Stored data
____

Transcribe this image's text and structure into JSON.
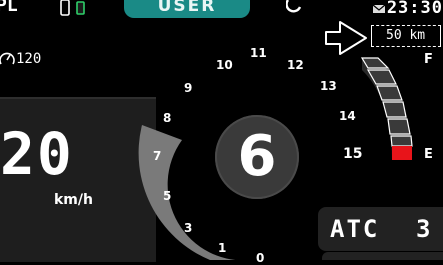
{
  "status_bar": {
    "left_text": "PL",
    "mode_label": "USER",
    "clock": "23:30",
    "left_icon": "phone-icon",
    "right_icon": "bluetooth-icon",
    "clock_icon": "mail-icon"
  },
  "speed": {
    "value": "20",
    "unit": "km/h"
  },
  "speed_limit": {
    "icon": "cruise-limit-icon",
    "value": "120"
  },
  "gear": "6",
  "rpm_scale": [
    "0",
    "1",
    "3",
    "5",
    "7",
    "8",
    "9",
    "10",
    "11",
    "12",
    "13",
    "14",
    "15"
  ],
  "fuel": {
    "range_value": "50 km",
    "full_label": "F",
    "empty_label": "E",
    "level_fraction": 0.1,
    "low_color": "#e8141a"
  },
  "atc": {
    "label": "ATC",
    "value": "3"
  },
  "colors": {
    "accent": "#1a8a86",
    "tach_arc": "#7a7a7a"
  }
}
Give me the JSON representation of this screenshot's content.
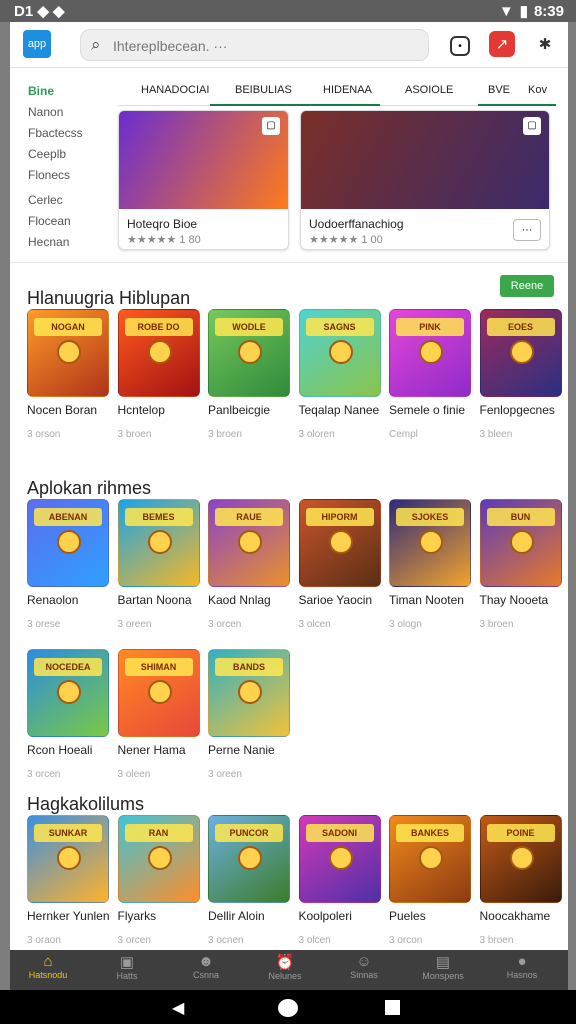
{
  "status": {
    "left": "D1 ◆ ◆",
    "time": "8:39"
  },
  "topbar": {
    "logo": "app",
    "search_placeholder": "Ihtereplbecean. ···"
  },
  "sidebar": [
    "Bine",
    "Nanon",
    "Fbactecss",
    "Ceeplb",
    "Flonecs",
    "Cerlec",
    "Flocean",
    "Hecnan"
  ],
  "tabs": [
    "HANADOCIAI",
    "BEIBULIAS",
    "HIDENAA",
    "ASOIOLE",
    "BVE",
    "Kov"
  ],
  "featured": [
    {
      "title": "Hoteqro Bioe",
      "rating": "★★★★★ 1 80",
      "colors": [
        "#6b2dd0",
        "#ff7b1a"
      ]
    },
    {
      "title": "Uodoerffanachiog",
      "rating": "★★★★★ 1 00",
      "colors": [
        "#7a2f28",
        "#3b2b6b"
      ]
    }
  ],
  "sections": [
    {
      "title": "Hlanuugria Hiblupan",
      "button": "Reene",
      "games": [
        {
          "name": "Nocen Boran",
          "band": "NOGAN",
          "sub": "3 orson",
          "c": [
            "#ff9b28",
            "#b0331a"
          ]
        },
        {
          "name": "Hcntelop",
          "band": "ROBE DO",
          "sub": "3 broen",
          "c": [
            "#ff5a1e",
            "#a21212"
          ]
        },
        {
          "name": "Panlbeicgie",
          "band": "WODLE",
          "sub": "3 broen",
          "c": [
            "#76c95c",
            "#2f8a3b"
          ]
        },
        {
          "name": "Teqalap Nanee",
          "band": "SAGNS",
          "sub": "3 oloren",
          "c": [
            "#4fd3d0",
            "#8bc34a"
          ]
        },
        {
          "name": "Semele o finie",
          "band": "PINK",
          "sub": "Cempl",
          "c": [
            "#e546d8",
            "#8f2bc9"
          ]
        },
        {
          "name": "Fenlopgecnes",
          "band": "EOES",
          "sub": "3 bleen",
          "c": [
            "#9c2b5a",
            "#2b2f83"
          ]
        }
      ]
    },
    {
      "title": "Aplokan rihmes",
      "button": "",
      "games": [
        {
          "name": "Renaolon",
          "band": "ABENAN",
          "sub": "3 orese",
          "c": [
            "#5c6cf0",
            "#2fa0ff"
          ]
        },
        {
          "name": "Bartan Noona",
          "band": "BEMES",
          "sub": "3 oreen",
          "c": [
            "#1ca3e8",
            "#f5b824"
          ]
        },
        {
          "name": "Kaod Nnlag",
          "band": "RAUE",
          "sub": "3 orcen",
          "c": [
            "#8a43c8",
            "#e9912b"
          ]
        },
        {
          "name": "Sarioe Yaocin",
          "band": "HIPORM",
          "sub": "3 olcen",
          "c": [
            "#c9542c",
            "#5b2f15"
          ]
        },
        {
          "name": "Timan Nooten",
          "band": "SJOKES",
          "sub": "3 ologn",
          "c": [
            "#2f2a7a",
            "#f2a32c"
          ]
        },
        {
          "name": "Thay Nooeta",
          "band": "BUN",
          "sub": "3 broen",
          "c": [
            "#5c3bb8",
            "#e67a2b"
          ]
        },
        {
          "name": "Rcon Hoeali",
          "band": "NOCEDEA",
          "sub": "3 orcen",
          "c": [
            "#2b8de0",
            "#7ac943"
          ]
        },
        {
          "name": "Nener Hama",
          "band": "SHIMAN",
          "sub": "3 oleen",
          "c": [
            "#ff8a22",
            "#e8483a"
          ]
        },
        {
          "name": "Perne Nanie",
          "band": "BANDS",
          "sub": "3 oreen",
          "c": [
            "#31b0c4",
            "#f2c23a"
          ]
        }
      ]
    },
    {
      "title": "Hagkakolilums",
      "button": "",
      "games": [
        {
          "name": "Hernker Yunlen",
          "band": "SUNKAR",
          "sub": "3 oraon",
          "c": [
            "#3d8fe0",
            "#ffb22a"
          ]
        },
        {
          "name": "Flyarks",
          "band": "RAN",
          "sub": "3 orcen",
          "c": [
            "#3ec4d8",
            "#ff8e2a"
          ]
        },
        {
          "name": "Dellir Aloin",
          "band": "PUNCOR",
          "sub": "3 ocnen",
          "c": [
            "#6cb1e0",
            "#3c7c2b"
          ]
        },
        {
          "name": "Koolpoleri",
          "band": "SADONI",
          "sub": "3 olcen",
          "c": [
            "#d23ab8",
            "#4f2fa7"
          ]
        },
        {
          "name": "Pueles",
          "band": "BANKES",
          "sub": "3 orcon",
          "c": [
            "#f28a1b",
            "#8c3a12"
          ]
        },
        {
          "name": "Noocakhame",
          "band": "POINE",
          "sub": "3 broen",
          "c": [
            "#c25a17",
            "#3b1b0b"
          ]
        }
      ]
    }
  ],
  "bottom_nav": [
    "Hatsnodu",
    "Hatts",
    "Csnna",
    "Nelunes",
    "Sinnas",
    "Monspens",
    "Hasnos"
  ]
}
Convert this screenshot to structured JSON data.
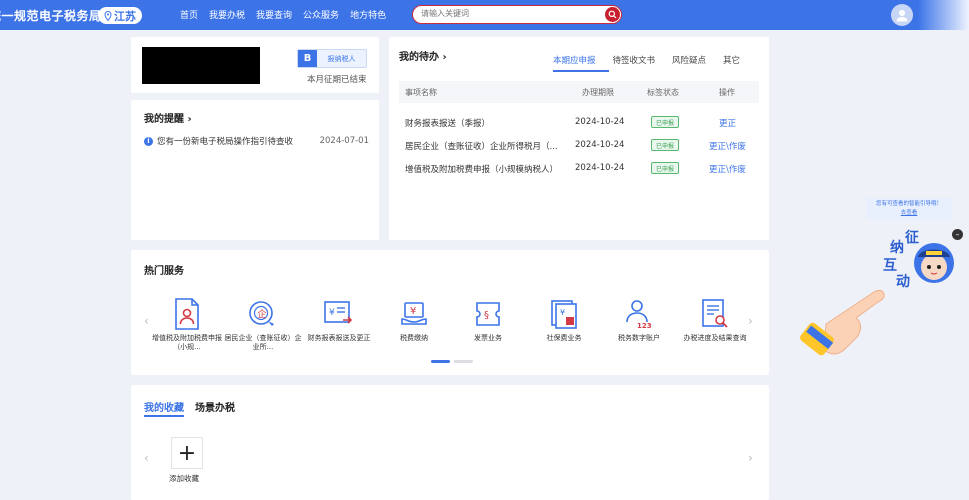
{
  "header": {
    "site_title": "统一规范电子税务局",
    "region": "江苏",
    "nav": [
      "首页",
      "我要办税",
      "我要查询",
      "公众服务",
      "地方特色"
    ],
    "search_placeholder": "请输入关键词"
  },
  "profile": {
    "taxpayer_badge": "B",
    "taxpayer_type": "报纳税人",
    "period_status": "本月征期已结束"
  },
  "reminders": {
    "title": "我的提醒",
    "items": [
      {
        "text": "您有一份新电子税局操作指引待查收",
        "date": "2024-07-01"
      }
    ]
  },
  "todo": {
    "title": "我的待办",
    "tabs": [
      "本期应申报",
      "待签收文书",
      "风险疑点",
      "其它"
    ],
    "columns": [
      "事项名称",
      "办理期限",
      "标签状态",
      "操作"
    ],
    "rows": [
      {
        "name": "财务报表报送（季报）",
        "deadline": "2024-10-24",
        "status": "已申报",
        "action": "更正"
      },
      {
        "name": "居民企业（查账征收）企业所得税月（...",
        "deadline": "2024-10-24",
        "status": "已申报",
        "action": "更正\\作废"
      },
      {
        "name": "增值税及附加税费申报（小规模纳税人）",
        "deadline": "2024-10-24",
        "status": "已申报",
        "action": "更正\\作废"
      }
    ]
  },
  "hot_services": {
    "title": "热门服务",
    "items": [
      {
        "label": "增值税及附加税费申报（小规...",
        "icon": "document-person-icon"
      },
      {
        "label": "居民企业（查账征收）企业所...",
        "icon": "enterprise-seal-icon"
      },
      {
        "label": "财务报表报送及更正",
        "icon": "report-send-icon"
      },
      {
        "label": "税费缴纳",
        "icon": "tax-payment-icon"
      },
      {
        "label": "发票业务",
        "icon": "invoice-icon"
      },
      {
        "label": "社保费业务",
        "icon": "social-security-icon"
      },
      {
        "label": "税务数字账户",
        "icon": "digital-account-icon"
      },
      {
        "label": "办税进度及结果查询",
        "icon": "progress-query-icon"
      }
    ]
  },
  "favorites": {
    "tabs": [
      "我的收藏",
      "场景办税"
    ],
    "add_label": "添加收藏"
  },
  "assistant": {
    "tip_line1": "您有可查看的智能引导哦！",
    "tip_line2": "去查看",
    "chars": [
      "征",
      "纳",
      "互",
      "动"
    ]
  },
  "colors": {
    "primary": "#3c74e8",
    "search_border": "#cc2a3a",
    "success": "#3ba256"
  }
}
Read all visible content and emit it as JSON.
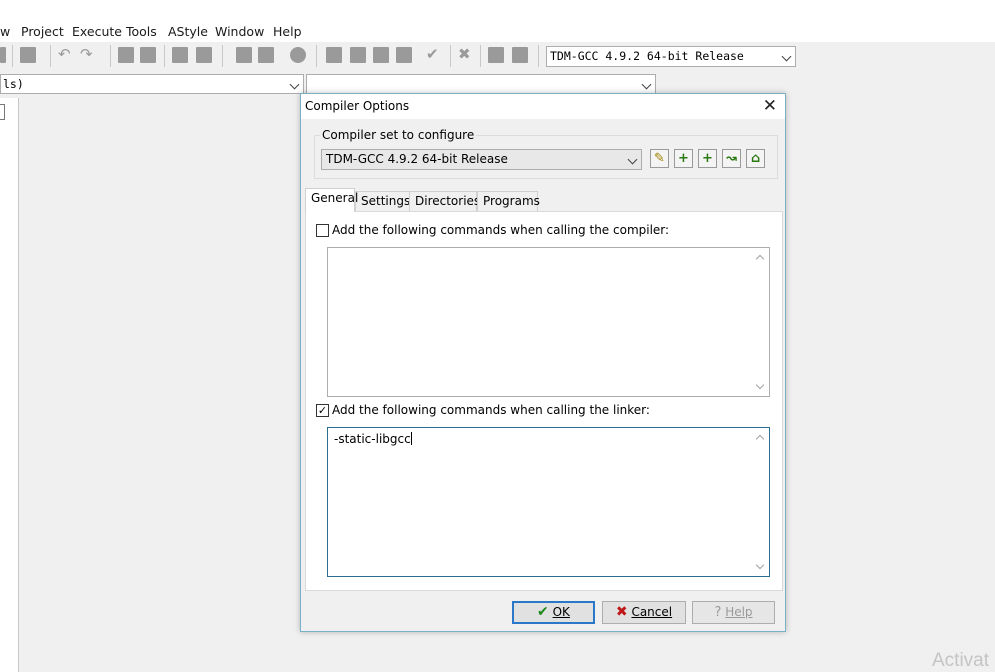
{
  "menubar": {
    "items": [
      "w",
      "Project",
      "Execute",
      "Tools",
      "AStyle",
      "Window",
      "Help"
    ]
  },
  "toolbar": {
    "compiler_combo_value": "TDM-GCC 4.9.2 64-bit Release"
  },
  "row2": {
    "left_combo_value": "ls)",
    "right_combo_value": ""
  },
  "dialog": {
    "title": "Compiler Options",
    "close_glyph": "✕",
    "compiler_set_label": "Compiler set to configure",
    "compiler_set_value": "TDM-GCC 4.9.2 64-bit Release",
    "tabs": [
      "General",
      "Settings",
      "Directories",
      "Programs"
    ],
    "compiler_cmd_label": "Add the following commands when calling the compiler:",
    "compiler_cmd_checked": false,
    "compiler_cmd_text": "",
    "linker_cmd_label": "Add the following commands when calling the linker:",
    "linker_cmd_checked": true,
    "linker_cmd_text": "-static-libgcc",
    "buttons": {
      "ok": "OK",
      "cancel": "Cancel",
      "help": "Help"
    }
  },
  "watermark": "Activat"
}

____

▸ **Given request**
Tally the lines of the records holding the word "JSON", then state only the tally.

▸ **Exercise result**
4